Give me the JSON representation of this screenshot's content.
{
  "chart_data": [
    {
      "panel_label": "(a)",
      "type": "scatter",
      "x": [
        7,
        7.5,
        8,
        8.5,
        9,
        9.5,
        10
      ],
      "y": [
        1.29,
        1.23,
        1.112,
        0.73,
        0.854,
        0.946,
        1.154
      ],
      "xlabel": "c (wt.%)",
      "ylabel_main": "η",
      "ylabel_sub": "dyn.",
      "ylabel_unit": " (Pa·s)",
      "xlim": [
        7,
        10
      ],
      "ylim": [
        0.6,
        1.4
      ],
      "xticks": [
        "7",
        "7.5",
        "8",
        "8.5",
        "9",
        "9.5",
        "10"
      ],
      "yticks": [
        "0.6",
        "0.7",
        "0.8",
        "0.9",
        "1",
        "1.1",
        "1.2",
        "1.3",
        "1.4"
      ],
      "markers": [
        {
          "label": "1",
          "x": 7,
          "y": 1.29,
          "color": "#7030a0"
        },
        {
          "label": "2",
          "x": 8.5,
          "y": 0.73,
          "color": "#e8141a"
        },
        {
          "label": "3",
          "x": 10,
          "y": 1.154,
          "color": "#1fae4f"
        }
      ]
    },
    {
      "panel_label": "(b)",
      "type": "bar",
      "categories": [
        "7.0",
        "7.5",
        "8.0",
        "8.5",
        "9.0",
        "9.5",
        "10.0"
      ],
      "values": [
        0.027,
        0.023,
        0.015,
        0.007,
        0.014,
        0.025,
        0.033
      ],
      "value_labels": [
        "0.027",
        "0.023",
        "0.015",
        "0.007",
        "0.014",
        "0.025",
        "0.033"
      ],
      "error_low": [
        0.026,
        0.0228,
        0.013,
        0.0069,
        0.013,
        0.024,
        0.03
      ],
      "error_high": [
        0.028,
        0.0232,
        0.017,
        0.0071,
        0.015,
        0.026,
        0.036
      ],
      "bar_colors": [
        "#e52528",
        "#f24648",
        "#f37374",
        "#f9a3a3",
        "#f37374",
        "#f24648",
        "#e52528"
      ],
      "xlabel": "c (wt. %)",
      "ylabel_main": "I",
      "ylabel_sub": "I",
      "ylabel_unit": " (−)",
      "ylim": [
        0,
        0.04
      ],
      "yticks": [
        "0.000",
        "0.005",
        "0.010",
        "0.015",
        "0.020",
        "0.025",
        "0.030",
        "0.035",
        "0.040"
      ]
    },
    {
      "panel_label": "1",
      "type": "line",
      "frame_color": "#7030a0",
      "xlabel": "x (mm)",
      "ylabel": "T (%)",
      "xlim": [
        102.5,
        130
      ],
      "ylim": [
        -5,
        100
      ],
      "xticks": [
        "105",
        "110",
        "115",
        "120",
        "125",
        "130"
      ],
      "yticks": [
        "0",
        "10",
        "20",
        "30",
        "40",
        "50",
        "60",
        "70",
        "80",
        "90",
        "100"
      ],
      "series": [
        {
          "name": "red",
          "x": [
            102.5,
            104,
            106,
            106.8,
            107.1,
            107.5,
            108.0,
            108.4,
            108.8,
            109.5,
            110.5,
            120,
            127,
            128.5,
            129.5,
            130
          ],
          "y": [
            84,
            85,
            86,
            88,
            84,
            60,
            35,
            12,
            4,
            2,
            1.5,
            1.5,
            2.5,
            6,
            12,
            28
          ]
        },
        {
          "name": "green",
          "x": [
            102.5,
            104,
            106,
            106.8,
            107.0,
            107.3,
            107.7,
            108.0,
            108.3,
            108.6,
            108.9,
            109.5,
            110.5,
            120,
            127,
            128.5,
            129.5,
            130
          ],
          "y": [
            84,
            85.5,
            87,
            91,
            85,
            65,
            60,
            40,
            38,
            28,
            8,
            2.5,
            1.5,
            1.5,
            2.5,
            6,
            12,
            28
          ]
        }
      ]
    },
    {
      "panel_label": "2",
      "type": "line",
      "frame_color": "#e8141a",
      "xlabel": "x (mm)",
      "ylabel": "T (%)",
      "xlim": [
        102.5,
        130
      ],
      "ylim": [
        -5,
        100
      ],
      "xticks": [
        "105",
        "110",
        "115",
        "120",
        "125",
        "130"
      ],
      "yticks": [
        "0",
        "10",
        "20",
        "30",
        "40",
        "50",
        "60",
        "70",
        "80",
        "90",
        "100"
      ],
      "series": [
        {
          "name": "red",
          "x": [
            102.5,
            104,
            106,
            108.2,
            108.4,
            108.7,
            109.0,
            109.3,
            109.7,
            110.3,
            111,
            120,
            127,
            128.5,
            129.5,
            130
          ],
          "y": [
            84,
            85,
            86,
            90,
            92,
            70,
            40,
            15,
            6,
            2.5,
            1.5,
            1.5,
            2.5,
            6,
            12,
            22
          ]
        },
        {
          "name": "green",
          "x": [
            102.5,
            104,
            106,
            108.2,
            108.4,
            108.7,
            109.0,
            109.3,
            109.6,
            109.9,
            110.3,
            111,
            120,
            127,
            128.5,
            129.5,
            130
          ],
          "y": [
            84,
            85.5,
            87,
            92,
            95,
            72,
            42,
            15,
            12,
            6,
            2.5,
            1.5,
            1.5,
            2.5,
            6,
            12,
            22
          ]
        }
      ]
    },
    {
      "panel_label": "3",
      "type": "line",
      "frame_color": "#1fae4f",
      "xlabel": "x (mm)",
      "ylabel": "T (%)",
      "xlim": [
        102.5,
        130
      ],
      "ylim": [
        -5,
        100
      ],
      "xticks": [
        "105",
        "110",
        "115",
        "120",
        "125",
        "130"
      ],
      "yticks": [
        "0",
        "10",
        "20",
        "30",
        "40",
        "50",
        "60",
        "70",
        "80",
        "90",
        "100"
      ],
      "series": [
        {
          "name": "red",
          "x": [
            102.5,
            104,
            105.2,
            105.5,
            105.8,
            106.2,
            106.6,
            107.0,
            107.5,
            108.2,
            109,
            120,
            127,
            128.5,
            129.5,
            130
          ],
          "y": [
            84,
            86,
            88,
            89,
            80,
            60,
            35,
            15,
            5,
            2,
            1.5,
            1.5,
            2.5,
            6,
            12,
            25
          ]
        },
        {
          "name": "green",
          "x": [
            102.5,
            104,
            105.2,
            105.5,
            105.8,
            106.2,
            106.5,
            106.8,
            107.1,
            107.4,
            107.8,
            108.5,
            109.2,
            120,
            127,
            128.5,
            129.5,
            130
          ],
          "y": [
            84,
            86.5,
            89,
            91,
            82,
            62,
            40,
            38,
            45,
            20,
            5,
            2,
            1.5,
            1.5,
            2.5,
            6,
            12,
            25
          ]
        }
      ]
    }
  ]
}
================================
## Request
Retype the whole listing above exactly.

## Written response
Give me the JSON representation of this screenshot's content.
{
  "chart_data": [
    {
      "panel_label": "(a)",
      "type": "scatter",
      "x": [
        7,
        7.5,
        8,
        8.5,
        9,
        9.5,
        10
      ],
      "y": [
        1.29,
        1.23,
        1.112,
        0.73,
        0.854,
        0.946,
        1.154
      ],
      "xlabel": "c (wt.%)",
      "ylabel_main": "η",
      "ylabel_sub": "dyn.",
      "ylabel_unit": " (Pa·s)",
      "xlim": [
        7,
        10
      ],
      "ylim": [
        0.6,
        1.4
      ],
      "xticks": [
        "7",
        "7.5",
        "8",
        "8.5",
        "9",
        "9.5",
        "10"
      ],
      "yticks": [
        "0.6",
        "0.7",
        "0.8",
        "0.9",
        "1",
        "1.1",
        "1.2",
        "1.3",
        "1.4"
      ],
      "markers": [
        {
          "label": "1",
          "x": 7,
          "y": 1.29,
          "color": "#7030a0"
        },
        {
          "label": "2",
          "x": 8.5,
          "y": 0.73,
          "color": "#e8141a"
        },
        {
          "label": "3",
          "x": 10,
          "y": 1.154,
          "color": "#1fae4f"
        }
      ]
    },
    {
      "panel_label": "(b)",
      "type": "bar",
      "categories": [
        "7.0",
        "7.5",
        "8.0",
        "8.5",
        "9.0",
        "9.5",
        "10.0"
      ],
      "values": [
        0.027,
        0.023,
        0.015,
        0.007,
        0.014,
        0.025,
        0.033
      ],
      "value_labels": [
        "0.027",
        "0.023",
        "0.015",
        "0.007",
        "0.014",
        "0.025",
        "0.033"
      ],
      "error_low": [
        0.026,
        0.0228,
        0.013,
        0.0069,
        0.013,
        0.024,
        0.03
      ],
      "error_high": [
        0.028,
        0.0232,
        0.017,
        0.0071,
        0.015,
        0.026,
        0.036
      ],
      "bar_colors": [
        "#e52528",
        "#f24648",
        "#f37374",
        "#f9a3a3",
        "#f37374",
        "#f24648",
        "#e52528"
      ],
      "xlabel": "c (wt. %)",
      "ylabel_main": "I",
      "ylabel_sub": "I",
      "ylabel_unit": " (−)",
      "ylim": [
        0,
        0.04
      ],
      "yticks": [
        "0.000",
        "0.005",
        "0.010",
        "0.015",
        "0.020",
        "0.025",
        "0.030",
        "0.035",
        "0.040"
      ]
    },
    {
      "panel_label": "1",
      "type": "line",
      "frame_color": "#7030a0",
      "xlabel": "x (mm)",
      "ylabel": "T (%)",
      "xlim": [
        102.5,
        130
      ],
      "ylim": [
        -5,
        100
      ],
      "xticks": [
        "105",
        "110",
        "115",
        "120",
        "125",
        "130"
      ],
      "yticks": [
        "0",
        "10",
        "20",
        "30",
        "40",
        "50",
        "60",
        "70",
        "80",
        "90",
        "100"
      ],
      "series": [
        {
          "name": "red",
          "x": [
            102.5,
            104,
            106,
            106.8,
            107.1,
            107.5,
            108.0,
            108.4,
            108.8,
            109.5,
            110.5,
            120,
            127,
            128.5,
            129.5,
            130
          ],
          "y": [
            84,
            85,
            86,
            88,
            84,
            60,
            35,
            12,
            4,
            2,
            1.5,
            1.5,
            2.5,
            6,
            12,
            28
          ]
        },
        {
          "name": "green",
          "x": [
            102.5,
            104,
            106,
            106.8,
            107.0,
            107.3,
            107.7,
            108.0,
            108.3,
            108.6,
            108.9,
            109.5,
            110.5,
            120,
            127,
            128.5,
            129.5,
            130
          ],
          "y": [
            84,
            85.5,
            87,
            91,
            85,
            65,
            60,
            40,
            38,
            28,
            8,
            2.5,
            1.5,
            1.5,
            2.5,
            6,
            12,
            28
          ]
        }
      ]
    },
    {
      "panel_label": "2",
      "type": "line",
      "frame_color": "#e8141a",
      "xlabel": "x (mm)",
      "ylabel": "T (%)",
      "xlim": [
        102.5,
        130
      ],
      "ylim": [
        -5,
        100
      ],
      "xticks": [
        "105",
        "110",
        "115",
        "120",
        "125",
        "130"
      ],
      "yticks": [
        "0",
        "10",
        "20",
        "30",
        "40",
        "50",
        "60",
        "70",
        "80",
        "90",
        "100"
      ],
      "series": [
        {
          "name": "red",
          "x": [
            102.5,
            104,
            106,
            108.2,
            108.4,
            108.7,
            109.0,
            109.3,
            109.7,
            110.3,
            111,
            120,
            127,
            128.5,
            129.5,
            130
          ],
          "y": [
            84,
            85,
            86,
            90,
            92,
            70,
            40,
            15,
            6,
            2.5,
            1.5,
            1.5,
            2.5,
            6,
            12,
            22
          ]
        },
        {
          "name": "green",
          "x": [
            102.5,
            104,
            106,
            108.2,
            108.4,
            108.7,
            109.0,
            109.3,
            109.6,
            109.9,
            110.3,
            111,
            120,
            127,
            128.5,
            129.5,
            130
          ],
          "y": [
            84,
            85.5,
            87,
            92,
            95,
            72,
            42,
            15,
            12,
            6,
            2.5,
            1.5,
            1.5,
            2.5,
            6,
            12,
            22
          ]
        }
      ]
    },
    {
      "panel_label": "3",
      "type": "line",
      "frame_color": "#1fae4f",
      "xlabel": "x (mm)",
      "ylabel": "T (%)",
      "xlim": [
        102.5,
        130
      ],
      "ylim": [
        -5,
        100
      ],
      "xticks": [
        "105",
        "110",
        "115",
        "120",
        "125",
        "130"
      ],
      "yticks": [
        "0",
        "10",
        "20",
        "30",
        "40",
        "50",
        "60",
        "70",
        "80",
        "90",
        "100"
      ],
      "series": [
        {
          "name": "red",
          "x": [
            102.5,
            104,
            105.2,
            105.5,
            105.8,
            106.2,
            106.6,
            107.0,
            107.5,
            108.2,
            109,
            120,
            127,
            128.5,
            129.5,
            130
          ],
          "y": [
            84,
            86,
            88,
            89,
            80,
            60,
            35,
            15,
            5,
            2,
            1.5,
            1.5,
            2.5,
            6,
            12,
            25
          ]
        },
        {
          "name": "green",
          "x": [
            102.5,
            104,
            105.2,
            105.5,
            105.8,
            106.2,
            106.5,
            106.8,
            107.1,
            107.4,
            107.8,
            108.5,
            109.2,
            120,
            127,
            128.5,
            129.5,
            130
          ],
          "y": [
            84,
            86.5,
            89,
            91,
            82,
            62,
            40,
            38,
            45,
            20,
            5,
            2,
            1.5,
            1.5,
            2.5,
            6,
            12,
            25
          ]
        }
      ]
    }
  ]
}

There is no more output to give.